▶ _Input_:
↓
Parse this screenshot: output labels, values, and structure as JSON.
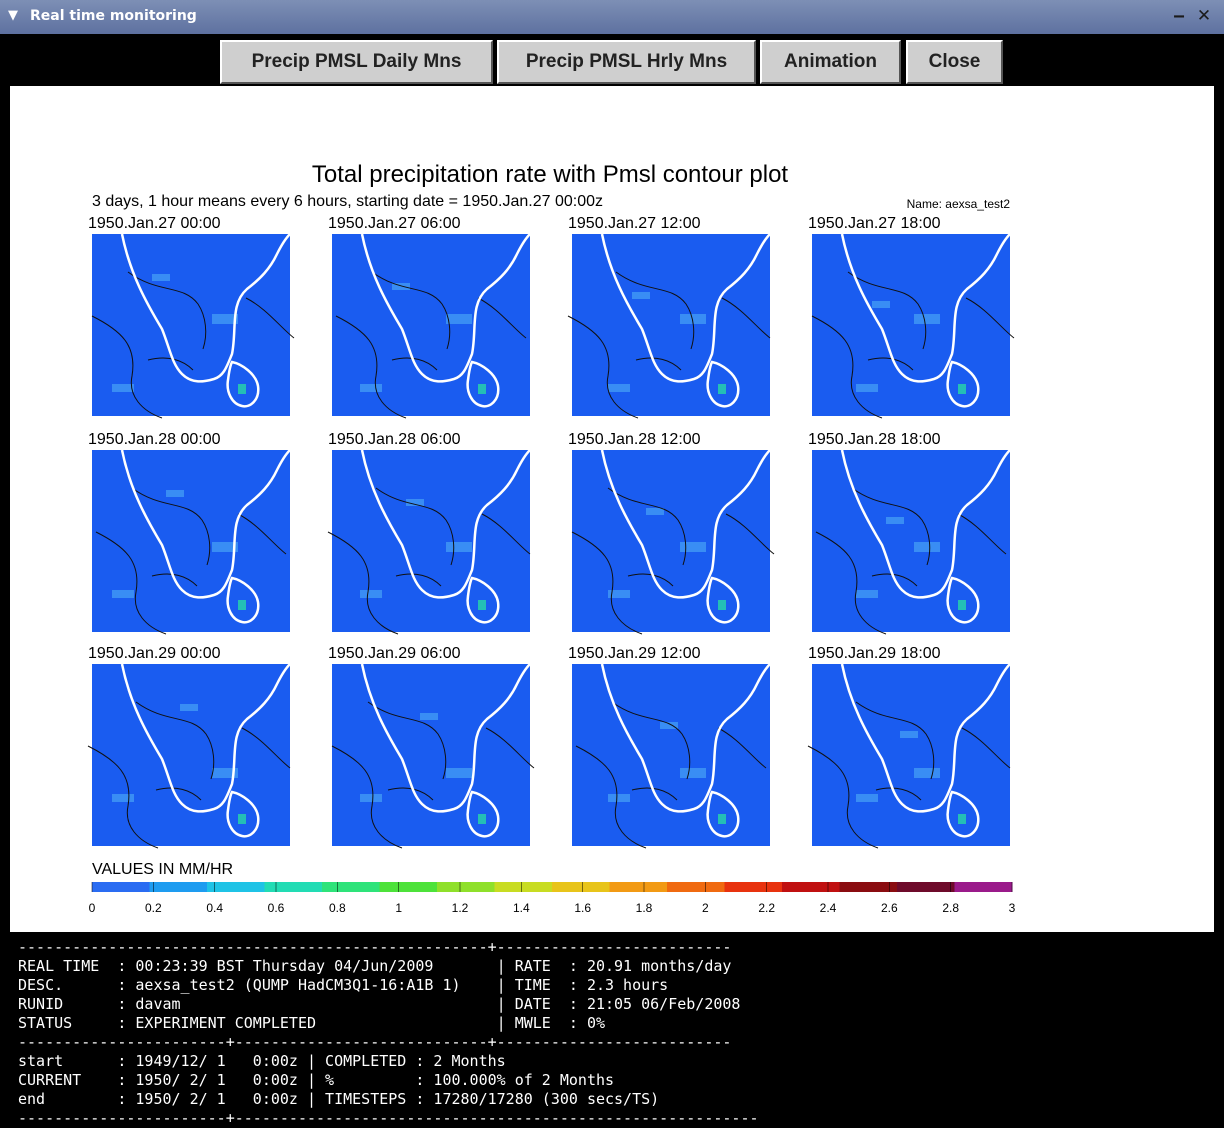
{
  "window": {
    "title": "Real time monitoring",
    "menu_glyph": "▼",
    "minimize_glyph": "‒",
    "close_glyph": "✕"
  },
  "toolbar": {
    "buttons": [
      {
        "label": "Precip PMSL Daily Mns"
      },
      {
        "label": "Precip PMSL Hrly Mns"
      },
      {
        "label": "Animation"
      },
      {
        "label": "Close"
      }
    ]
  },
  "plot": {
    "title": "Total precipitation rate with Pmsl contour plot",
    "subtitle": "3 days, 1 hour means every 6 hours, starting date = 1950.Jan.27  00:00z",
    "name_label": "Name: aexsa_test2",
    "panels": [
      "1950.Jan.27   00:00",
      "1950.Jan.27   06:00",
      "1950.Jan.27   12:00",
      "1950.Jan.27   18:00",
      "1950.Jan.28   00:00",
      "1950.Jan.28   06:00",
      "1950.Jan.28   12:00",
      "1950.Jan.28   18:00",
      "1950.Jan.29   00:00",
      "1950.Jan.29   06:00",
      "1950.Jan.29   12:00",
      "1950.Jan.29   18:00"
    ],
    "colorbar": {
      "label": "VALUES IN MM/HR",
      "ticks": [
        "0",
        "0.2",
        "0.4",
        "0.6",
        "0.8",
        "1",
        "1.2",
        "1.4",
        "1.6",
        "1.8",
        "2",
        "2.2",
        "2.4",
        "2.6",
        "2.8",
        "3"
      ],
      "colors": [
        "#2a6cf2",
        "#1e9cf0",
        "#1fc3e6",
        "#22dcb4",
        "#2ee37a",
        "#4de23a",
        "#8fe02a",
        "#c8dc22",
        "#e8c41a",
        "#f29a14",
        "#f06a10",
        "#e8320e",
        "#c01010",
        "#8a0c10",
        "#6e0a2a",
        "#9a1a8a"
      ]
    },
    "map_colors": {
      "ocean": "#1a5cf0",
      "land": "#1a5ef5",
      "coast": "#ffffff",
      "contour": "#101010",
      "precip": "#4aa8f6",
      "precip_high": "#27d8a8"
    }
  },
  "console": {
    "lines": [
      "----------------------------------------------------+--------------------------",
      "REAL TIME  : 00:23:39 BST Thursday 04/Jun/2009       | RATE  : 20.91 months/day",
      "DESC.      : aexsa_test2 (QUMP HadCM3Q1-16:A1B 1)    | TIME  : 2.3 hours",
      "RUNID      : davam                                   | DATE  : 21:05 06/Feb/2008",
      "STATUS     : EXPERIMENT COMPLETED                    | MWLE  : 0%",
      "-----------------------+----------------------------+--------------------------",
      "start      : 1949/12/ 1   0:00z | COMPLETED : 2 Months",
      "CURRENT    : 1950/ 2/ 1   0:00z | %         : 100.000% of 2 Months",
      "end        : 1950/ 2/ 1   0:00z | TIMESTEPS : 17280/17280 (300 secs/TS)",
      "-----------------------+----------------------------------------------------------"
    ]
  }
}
↑
↓
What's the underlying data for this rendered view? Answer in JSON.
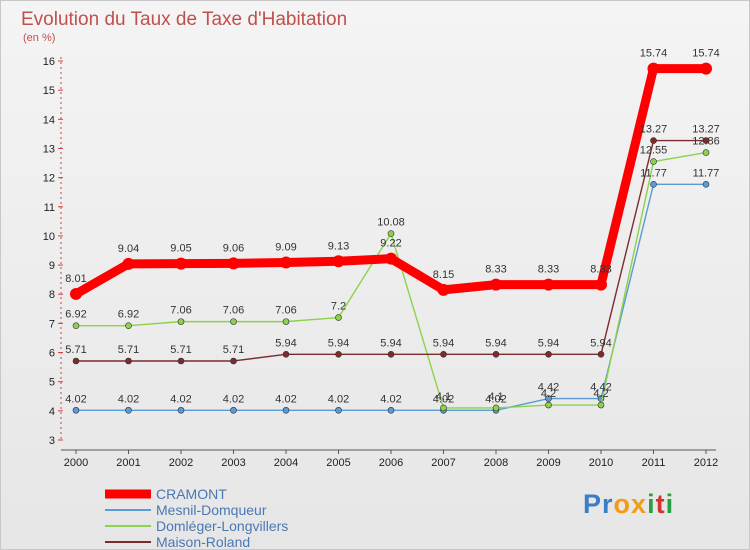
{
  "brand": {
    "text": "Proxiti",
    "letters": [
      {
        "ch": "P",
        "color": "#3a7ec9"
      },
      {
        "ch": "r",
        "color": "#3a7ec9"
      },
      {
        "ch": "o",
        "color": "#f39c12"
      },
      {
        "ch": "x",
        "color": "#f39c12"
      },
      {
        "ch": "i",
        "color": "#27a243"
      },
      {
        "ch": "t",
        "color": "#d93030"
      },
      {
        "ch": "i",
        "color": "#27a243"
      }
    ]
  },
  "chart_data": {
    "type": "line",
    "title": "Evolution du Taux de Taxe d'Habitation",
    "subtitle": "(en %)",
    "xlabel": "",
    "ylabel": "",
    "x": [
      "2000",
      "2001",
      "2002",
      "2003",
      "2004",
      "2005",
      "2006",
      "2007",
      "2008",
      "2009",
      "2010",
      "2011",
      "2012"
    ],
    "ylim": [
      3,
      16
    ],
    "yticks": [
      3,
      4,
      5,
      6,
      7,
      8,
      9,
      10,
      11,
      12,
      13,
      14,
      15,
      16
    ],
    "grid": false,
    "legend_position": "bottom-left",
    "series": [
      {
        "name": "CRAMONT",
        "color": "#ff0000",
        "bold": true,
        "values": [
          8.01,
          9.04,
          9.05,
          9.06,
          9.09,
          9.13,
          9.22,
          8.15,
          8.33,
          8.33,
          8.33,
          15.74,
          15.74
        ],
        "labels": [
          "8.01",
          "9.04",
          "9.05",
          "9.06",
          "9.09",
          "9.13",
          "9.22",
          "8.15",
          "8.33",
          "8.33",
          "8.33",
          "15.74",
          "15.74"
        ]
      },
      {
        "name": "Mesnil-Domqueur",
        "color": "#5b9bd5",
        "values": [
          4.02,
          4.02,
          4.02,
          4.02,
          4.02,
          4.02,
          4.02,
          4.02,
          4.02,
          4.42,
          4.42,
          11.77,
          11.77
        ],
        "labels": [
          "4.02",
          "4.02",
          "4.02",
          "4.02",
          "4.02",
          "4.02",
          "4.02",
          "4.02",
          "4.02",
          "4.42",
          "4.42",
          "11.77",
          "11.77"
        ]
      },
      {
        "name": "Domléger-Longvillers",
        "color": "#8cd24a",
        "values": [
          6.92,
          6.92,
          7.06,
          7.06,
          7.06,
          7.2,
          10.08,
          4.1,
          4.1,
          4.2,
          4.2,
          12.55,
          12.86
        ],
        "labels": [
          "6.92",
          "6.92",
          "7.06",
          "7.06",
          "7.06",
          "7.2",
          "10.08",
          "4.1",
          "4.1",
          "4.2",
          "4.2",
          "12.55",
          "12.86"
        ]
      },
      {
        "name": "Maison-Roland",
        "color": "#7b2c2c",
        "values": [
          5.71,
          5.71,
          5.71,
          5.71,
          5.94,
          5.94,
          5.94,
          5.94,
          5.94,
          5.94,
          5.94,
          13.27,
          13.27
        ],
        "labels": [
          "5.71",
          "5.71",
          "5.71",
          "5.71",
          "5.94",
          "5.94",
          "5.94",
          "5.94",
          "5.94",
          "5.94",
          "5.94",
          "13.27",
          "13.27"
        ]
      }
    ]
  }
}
↑
↓
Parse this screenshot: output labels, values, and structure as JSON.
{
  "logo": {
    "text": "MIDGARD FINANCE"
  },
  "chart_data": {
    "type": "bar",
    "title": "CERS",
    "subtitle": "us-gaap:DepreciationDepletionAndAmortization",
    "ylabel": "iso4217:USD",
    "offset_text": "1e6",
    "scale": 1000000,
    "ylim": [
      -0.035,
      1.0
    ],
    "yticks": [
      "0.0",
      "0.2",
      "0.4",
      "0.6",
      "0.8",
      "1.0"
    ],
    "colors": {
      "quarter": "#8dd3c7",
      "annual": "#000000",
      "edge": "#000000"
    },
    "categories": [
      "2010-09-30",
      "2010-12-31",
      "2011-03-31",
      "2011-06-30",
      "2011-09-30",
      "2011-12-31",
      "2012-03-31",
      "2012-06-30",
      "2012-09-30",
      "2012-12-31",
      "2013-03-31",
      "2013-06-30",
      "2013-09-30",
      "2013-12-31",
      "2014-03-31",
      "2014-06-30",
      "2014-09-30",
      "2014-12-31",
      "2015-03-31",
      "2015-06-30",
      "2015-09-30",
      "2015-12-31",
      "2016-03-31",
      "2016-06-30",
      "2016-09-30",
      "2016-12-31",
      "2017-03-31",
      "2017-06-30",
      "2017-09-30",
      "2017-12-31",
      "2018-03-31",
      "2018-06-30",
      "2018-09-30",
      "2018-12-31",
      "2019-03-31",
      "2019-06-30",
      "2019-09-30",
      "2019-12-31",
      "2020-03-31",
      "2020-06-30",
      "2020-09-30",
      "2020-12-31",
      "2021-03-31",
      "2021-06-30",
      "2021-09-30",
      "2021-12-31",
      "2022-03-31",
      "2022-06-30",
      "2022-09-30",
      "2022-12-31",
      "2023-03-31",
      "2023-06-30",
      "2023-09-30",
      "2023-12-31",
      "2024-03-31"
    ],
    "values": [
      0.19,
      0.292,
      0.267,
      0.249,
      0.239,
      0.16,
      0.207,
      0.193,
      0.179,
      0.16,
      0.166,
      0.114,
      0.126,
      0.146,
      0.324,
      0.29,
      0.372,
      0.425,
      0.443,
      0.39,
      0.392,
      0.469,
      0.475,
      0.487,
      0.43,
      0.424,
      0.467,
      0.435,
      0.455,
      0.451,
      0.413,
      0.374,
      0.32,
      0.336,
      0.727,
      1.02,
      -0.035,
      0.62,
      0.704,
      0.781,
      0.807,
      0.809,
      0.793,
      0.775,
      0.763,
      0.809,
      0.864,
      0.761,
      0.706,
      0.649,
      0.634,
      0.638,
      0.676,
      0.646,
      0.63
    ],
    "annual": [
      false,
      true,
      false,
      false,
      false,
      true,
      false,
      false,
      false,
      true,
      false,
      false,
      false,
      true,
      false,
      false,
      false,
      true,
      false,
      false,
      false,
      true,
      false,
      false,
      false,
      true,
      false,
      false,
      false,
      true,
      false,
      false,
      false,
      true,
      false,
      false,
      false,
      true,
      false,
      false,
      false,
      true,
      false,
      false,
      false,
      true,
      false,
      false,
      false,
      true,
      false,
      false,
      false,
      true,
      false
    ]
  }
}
↑
▶ _Stated problem_: Identify every line holding the word "contour" and copy it out.

▶ _Exercise output_:
    "title": "Total precipitation rate with Pmsl contour plot",
      "contour": "#101010",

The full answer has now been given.